_CHALLENGE_:
Copy out each line featuring the string "обоснование" from the entries beneath.

_DATA TO PROCESS_:
>> begin
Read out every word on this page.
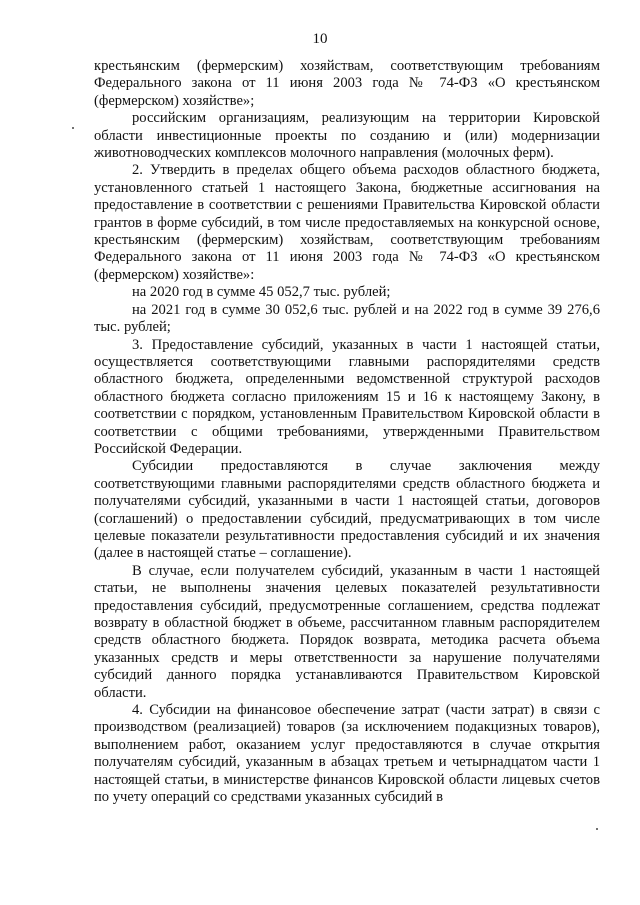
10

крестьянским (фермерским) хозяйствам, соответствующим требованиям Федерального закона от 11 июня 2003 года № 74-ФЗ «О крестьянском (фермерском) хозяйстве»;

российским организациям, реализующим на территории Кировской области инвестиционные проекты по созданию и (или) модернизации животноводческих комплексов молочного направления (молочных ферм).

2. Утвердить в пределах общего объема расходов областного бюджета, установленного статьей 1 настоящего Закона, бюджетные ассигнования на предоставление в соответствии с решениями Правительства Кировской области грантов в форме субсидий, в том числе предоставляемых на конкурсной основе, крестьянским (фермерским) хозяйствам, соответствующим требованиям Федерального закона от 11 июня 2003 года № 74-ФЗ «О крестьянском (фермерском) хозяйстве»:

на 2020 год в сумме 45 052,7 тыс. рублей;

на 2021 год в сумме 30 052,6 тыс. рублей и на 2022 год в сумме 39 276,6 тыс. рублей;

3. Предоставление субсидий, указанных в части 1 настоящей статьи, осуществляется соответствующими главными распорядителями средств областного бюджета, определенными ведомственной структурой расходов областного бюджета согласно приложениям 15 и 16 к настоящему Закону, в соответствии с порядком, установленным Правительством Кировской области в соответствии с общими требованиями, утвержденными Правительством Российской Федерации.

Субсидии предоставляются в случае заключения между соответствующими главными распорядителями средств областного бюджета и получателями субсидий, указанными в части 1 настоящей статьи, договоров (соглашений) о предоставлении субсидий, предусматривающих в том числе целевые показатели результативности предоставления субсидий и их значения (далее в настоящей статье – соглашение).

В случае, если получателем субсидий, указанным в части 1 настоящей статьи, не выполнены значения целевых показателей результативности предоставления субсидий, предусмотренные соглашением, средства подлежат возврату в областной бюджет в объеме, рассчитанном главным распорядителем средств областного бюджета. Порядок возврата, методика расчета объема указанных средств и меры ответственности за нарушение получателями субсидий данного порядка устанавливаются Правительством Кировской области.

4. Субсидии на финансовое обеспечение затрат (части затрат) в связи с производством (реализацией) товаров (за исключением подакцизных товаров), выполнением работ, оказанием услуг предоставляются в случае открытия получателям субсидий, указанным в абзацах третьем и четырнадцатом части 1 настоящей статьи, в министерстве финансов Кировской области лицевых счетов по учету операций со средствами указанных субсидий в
>> end
>> begin
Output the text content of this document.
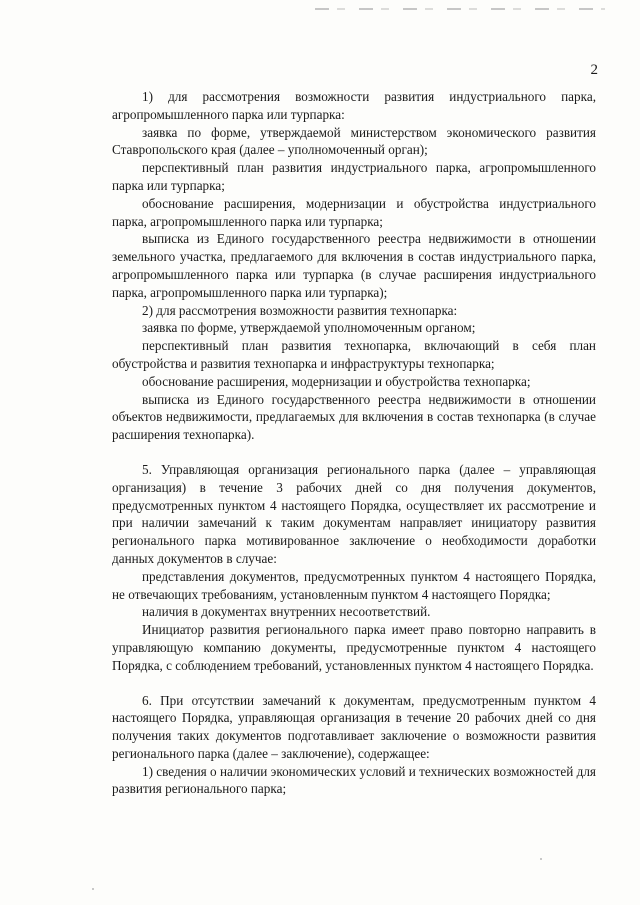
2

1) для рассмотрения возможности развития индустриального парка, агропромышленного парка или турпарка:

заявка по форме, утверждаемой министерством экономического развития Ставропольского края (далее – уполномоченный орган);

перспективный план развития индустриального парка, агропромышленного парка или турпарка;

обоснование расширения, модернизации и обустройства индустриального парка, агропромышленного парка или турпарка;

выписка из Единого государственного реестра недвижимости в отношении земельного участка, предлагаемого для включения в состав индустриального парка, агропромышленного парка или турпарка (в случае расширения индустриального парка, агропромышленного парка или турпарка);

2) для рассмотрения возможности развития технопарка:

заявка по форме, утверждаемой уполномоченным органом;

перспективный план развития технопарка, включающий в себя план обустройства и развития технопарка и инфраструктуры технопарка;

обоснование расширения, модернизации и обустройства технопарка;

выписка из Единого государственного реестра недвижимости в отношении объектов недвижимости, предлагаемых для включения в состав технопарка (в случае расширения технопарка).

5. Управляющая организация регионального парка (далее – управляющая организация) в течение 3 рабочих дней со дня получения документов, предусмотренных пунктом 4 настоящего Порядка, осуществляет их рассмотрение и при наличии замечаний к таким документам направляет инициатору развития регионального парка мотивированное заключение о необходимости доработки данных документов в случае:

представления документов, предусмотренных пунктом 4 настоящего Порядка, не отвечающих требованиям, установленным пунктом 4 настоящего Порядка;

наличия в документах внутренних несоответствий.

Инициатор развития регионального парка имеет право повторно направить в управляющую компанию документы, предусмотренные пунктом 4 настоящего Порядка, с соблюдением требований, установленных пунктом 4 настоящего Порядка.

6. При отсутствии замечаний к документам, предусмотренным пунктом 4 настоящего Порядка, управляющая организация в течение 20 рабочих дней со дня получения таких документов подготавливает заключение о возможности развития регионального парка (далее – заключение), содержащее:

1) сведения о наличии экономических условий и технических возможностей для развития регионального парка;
>> end
_EXERCISE ANSWER_:
обоснование расширения, модернизации и обустройства индустриального парка, агропромышленного парка или турпарка;
обоснование расширения, модернизации и обустройства технопарка;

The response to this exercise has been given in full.